Turn every line of the records below into a numbered list, leaving out any blank lines.

- Extracted records
• • •
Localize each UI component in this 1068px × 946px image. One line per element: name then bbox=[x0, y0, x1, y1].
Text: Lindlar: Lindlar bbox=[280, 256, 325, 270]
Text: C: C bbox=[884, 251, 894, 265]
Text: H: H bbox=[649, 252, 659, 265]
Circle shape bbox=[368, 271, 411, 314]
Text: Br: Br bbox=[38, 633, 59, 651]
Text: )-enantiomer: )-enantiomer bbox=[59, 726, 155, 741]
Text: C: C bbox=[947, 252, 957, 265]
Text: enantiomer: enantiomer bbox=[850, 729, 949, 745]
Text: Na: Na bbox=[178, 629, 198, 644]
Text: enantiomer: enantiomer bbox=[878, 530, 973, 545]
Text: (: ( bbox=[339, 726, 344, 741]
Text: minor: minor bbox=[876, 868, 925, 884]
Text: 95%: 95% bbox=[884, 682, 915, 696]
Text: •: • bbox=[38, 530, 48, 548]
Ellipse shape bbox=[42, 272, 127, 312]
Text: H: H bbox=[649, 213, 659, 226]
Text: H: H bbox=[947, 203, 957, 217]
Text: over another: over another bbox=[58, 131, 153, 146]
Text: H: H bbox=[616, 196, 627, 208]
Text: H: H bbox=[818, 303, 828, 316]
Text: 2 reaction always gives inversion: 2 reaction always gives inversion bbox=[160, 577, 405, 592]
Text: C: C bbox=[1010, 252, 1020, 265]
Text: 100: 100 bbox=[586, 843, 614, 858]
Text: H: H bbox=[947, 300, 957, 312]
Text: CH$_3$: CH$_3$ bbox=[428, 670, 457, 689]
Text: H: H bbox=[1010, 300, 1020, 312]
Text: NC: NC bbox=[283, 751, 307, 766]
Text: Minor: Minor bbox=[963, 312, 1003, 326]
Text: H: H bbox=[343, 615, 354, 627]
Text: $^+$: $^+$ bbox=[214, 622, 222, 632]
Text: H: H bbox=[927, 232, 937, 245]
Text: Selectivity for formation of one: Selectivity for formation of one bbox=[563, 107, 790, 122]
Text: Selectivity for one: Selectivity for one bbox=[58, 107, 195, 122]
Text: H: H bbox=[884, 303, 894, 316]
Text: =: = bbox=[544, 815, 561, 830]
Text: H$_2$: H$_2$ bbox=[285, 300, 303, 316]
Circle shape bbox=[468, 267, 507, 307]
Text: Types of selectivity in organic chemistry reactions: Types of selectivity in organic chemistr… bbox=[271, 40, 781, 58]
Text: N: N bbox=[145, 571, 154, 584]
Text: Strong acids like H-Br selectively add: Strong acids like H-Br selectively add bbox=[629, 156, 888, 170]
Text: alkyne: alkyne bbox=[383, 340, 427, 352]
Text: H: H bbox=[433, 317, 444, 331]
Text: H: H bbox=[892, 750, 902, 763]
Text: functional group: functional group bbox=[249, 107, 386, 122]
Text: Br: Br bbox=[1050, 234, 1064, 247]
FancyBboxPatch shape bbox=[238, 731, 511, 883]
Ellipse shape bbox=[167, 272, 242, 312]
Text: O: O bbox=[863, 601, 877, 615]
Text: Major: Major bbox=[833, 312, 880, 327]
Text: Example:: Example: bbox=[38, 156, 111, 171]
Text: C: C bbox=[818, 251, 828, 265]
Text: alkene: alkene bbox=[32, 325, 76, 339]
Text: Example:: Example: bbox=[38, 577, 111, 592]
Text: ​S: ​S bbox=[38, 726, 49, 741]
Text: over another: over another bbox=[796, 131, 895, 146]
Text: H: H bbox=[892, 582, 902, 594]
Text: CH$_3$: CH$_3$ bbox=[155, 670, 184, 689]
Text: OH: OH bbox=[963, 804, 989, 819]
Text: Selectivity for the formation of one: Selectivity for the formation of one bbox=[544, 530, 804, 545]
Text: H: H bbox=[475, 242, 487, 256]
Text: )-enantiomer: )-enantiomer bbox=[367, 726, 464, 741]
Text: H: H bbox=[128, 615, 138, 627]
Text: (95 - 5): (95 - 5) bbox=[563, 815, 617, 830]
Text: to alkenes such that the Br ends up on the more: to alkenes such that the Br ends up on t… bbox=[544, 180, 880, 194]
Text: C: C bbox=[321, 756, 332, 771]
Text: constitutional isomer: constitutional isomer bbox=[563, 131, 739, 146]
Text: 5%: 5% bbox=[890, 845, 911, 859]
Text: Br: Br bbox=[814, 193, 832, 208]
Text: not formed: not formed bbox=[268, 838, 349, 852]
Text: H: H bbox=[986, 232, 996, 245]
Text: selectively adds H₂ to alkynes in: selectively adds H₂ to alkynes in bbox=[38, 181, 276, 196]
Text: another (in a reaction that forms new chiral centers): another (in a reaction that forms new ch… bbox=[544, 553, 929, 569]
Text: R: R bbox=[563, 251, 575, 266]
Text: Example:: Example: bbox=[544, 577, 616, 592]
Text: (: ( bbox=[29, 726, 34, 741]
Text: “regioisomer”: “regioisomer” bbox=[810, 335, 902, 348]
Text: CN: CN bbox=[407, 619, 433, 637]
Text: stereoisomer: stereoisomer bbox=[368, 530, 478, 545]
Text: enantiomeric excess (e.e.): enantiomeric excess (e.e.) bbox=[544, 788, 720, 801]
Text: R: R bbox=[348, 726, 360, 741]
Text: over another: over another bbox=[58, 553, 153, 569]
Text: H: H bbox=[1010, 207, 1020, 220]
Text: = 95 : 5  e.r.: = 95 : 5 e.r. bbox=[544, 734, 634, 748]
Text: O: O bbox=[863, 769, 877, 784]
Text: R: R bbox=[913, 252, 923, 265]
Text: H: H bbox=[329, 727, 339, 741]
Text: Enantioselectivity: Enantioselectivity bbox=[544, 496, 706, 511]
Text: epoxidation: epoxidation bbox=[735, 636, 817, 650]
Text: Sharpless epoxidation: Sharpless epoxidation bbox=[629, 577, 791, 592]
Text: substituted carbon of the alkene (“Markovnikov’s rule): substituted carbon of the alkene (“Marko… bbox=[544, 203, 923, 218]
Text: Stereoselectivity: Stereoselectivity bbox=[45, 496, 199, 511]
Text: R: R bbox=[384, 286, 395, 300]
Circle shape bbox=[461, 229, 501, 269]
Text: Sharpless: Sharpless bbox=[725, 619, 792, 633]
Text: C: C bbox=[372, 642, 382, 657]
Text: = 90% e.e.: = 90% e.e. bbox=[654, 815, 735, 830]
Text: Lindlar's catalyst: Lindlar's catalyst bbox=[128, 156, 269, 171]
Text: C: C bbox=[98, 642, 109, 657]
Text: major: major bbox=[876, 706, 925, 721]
• • •
- Result of this task
1. Localize each UI component in this 1068px × 946px image. One line per element: name then bbox=[x0, y0, x1, y1].
2. Text: Lindlar: Lindlar bbox=[280, 256, 325, 270]
3. Text: C: C bbox=[884, 251, 894, 265]
4. Text: H: H bbox=[649, 252, 659, 265]
5. Circle shape bbox=[368, 271, 411, 314]
6. Text: Br: Br bbox=[38, 633, 59, 651]
7. Text: )-enantiomer: )-enantiomer bbox=[59, 726, 155, 741]
8. Text: C: C bbox=[947, 252, 957, 265]
9. Text: enantiomer: enantiomer bbox=[850, 729, 949, 745]
10. Text: Na: Na bbox=[178, 629, 198, 644]
11. Text: enantiomer: enantiomer bbox=[878, 530, 973, 545]
12. Text: (: ( bbox=[339, 726, 344, 741]
13. Text: minor: minor bbox=[876, 868, 925, 884]
14. Text: 95%: 95% bbox=[884, 682, 915, 696]
15. Text: •: • bbox=[38, 530, 48, 548]
16. Ellipse shape bbox=[42, 272, 127, 312]
17. Text: H: H bbox=[649, 213, 659, 226]
18. Text: H: H bbox=[947, 203, 957, 217]
19. Text: over another: over another bbox=[58, 131, 153, 146]
20. Text: H: H bbox=[616, 196, 627, 208]
21. Text: H: H bbox=[818, 303, 828, 316]
22. Text: 2 reaction always gives inversion: 2 reaction always gives inversion bbox=[160, 577, 405, 592]
23. Text: C: C bbox=[1010, 252, 1020, 265]
24. Text: 100: 100 bbox=[586, 843, 614, 858]
25. Text: H: H bbox=[947, 300, 957, 312]
26. Text: CH$_3$: CH$_3$ bbox=[428, 670, 457, 689]
27. Text: H: H bbox=[1010, 300, 1020, 312]
28. Text: NC: NC bbox=[283, 751, 307, 766]
29. Text: Minor: Minor bbox=[963, 312, 1003, 326]
30. Text: H: H bbox=[343, 615, 354, 627]
31. Text: $^+$: $^+$ bbox=[214, 622, 222, 632]
32. Text: H: H bbox=[927, 232, 937, 245]
33. Text: Selectivity for formation of one: Selectivity for formation of one bbox=[563, 107, 790, 122]
34. Text: Selectivity for one: Selectivity for one bbox=[58, 107, 195, 122]
35. Text: H: H bbox=[884, 303, 894, 316]
36. Text: =: = bbox=[544, 815, 561, 830]
37. Text: H$_2$: H$_2$ bbox=[285, 300, 303, 316]
38. Circle shape bbox=[468, 267, 507, 307]
39. Text: Types of selectivity in organic chemistry reactions: Types of selectivity in organic chemistr… bbox=[271, 40, 781, 58]
40. Text: N: N bbox=[145, 571, 154, 584]
41. Text: Strong acids like H-Br selectively add: Strong acids like H-Br selectively add bbox=[629, 156, 888, 170]
42. Text: alkyne: alkyne bbox=[383, 340, 427, 352]
43. Text: H: H bbox=[433, 317, 444, 331]
44. Text: H: H bbox=[892, 750, 902, 763]
45. Text: functional group: functional group bbox=[249, 107, 386, 122]
46. Text: Br: Br bbox=[1050, 234, 1064, 247]
47. FancyBboxPatch shape bbox=[238, 731, 511, 883]
48. Ellipse shape bbox=[167, 272, 242, 312]
49. Text: O: O bbox=[863, 601, 877, 615]
50. Text: Major: Major bbox=[833, 312, 880, 327]
51. Text: Example:: Example: bbox=[38, 156, 111, 171]
52. Text: C: C bbox=[818, 251, 828, 265]
53. Text: alkene: alkene bbox=[32, 325, 76, 339]
54. Text: Example:: Example: bbox=[38, 577, 111, 592]
55. Text: ​S: ​S bbox=[38, 726, 49, 741]
56. Text: over another: over another bbox=[796, 131, 895, 146]
57. Text: H: H bbox=[892, 582, 902, 594]
58. Text: CH$_3$: CH$_3$ bbox=[155, 670, 184, 689]
59. Text: OH: OH bbox=[963, 804, 989, 819]
60. Text: Selectivity for the formation of one: Selectivity for the formation of one bbox=[544, 530, 804, 545]
61. Text: H: H bbox=[475, 242, 487, 256]
62. Text: )-enantiomer: )-enantiomer bbox=[367, 726, 464, 741]
63. Text: H: H bbox=[128, 615, 138, 627]
64. Text: (95 - 5): (95 - 5) bbox=[563, 815, 617, 830]
65. Text: to alkenes such that the Br ends up on the more: to alkenes such that the Br ends up on t… bbox=[544, 180, 880, 194]
66. Text: C: C bbox=[321, 756, 332, 771]
67. Text: constitutional isomer: constitutional isomer bbox=[563, 131, 739, 146]
68. Text: 5%: 5% bbox=[890, 845, 911, 859]
69. Text: Br: Br bbox=[814, 193, 832, 208]
70. Text: not formed: not formed bbox=[268, 838, 349, 852]
71. Text: H: H bbox=[986, 232, 996, 245]
72. Text: selectively adds H₂ to alkynes in: selectively adds H₂ to alkynes in bbox=[38, 181, 276, 196]
73. Text: another (in a reaction that forms new chiral centers): another (in a reaction that forms new ch… bbox=[544, 553, 929, 569]
74. Text: R: R bbox=[563, 251, 575, 266]
75. Text: Example:: Example: bbox=[544, 577, 616, 592]
76. Text: (: ( bbox=[29, 726, 34, 741]
77. Text: “regioisomer”: “regioisomer” bbox=[810, 335, 902, 348]
78. Text: CN: CN bbox=[407, 619, 433, 637]
79. Text: stereoisomer: stereoisomer bbox=[368, 530, 478, 545]
80. Text: enantiomeric excess (e.e.): enantiomeric excess (e.e.) bbox=[544, 788, 720, 801]
81. Text: R: R bbox=[348, 726, 360, 741]
82. Text: over another: over another bbox=[58, 553, 153, 569]
83. Text: H: H bbox=[1010, 207, 1020, 220]
84. Text: = 95 : 5  e.r.: = 95 : 5 e.r. bbox=[544, 734, 634, 748]
85. Text: O: O bbox=[863, 769, 877, 784]
86. Text: R: R bbox=[913, 252, 923, 265]
87. Text: H: H bbox=[329, 727, 339, 741]
88. Text: Enantioselectivity: Enantioselectivity bbox=[544, 496, 706, 511]
89. Text: epoxidation: epoxidation bbox=[735, 636, 817, 650]
90. Text: Sharpless epoxidation: Sharpless epoxidation bbox=[629, 577, 791, 592]
91. Text: substituted carbon of the alkene (“Markovnikov’s rule): substituted carbon of the alkene (“Marko… bbox=[544, 203, 923, 218]
92. Text: Stereoselectivity: Stereoselectivity bbox=[45, 496, 199, 511]
93. Text: R: R bbox=[384, 286, 395, 300]
94. Circle shape bbox=[461, 229, 501, 269]
95. Text: Sharpless: Sharpless bbox=[725, 619, 792, 633]
96. Text: C: C bbox=[372, 642, 382, 657]
97. Text: = 90% e.e.: = 90% e.e. bbox=[654, 815, 735, 830]
98. Text: Lindlar's catalyst: Lindlar's catalyst bbox=[128, 156, 269, 171]
99. Text: C: C bbox=[98, 642, 109, 657]
100. Text: major: major bbox=[876, 706, 925, 721]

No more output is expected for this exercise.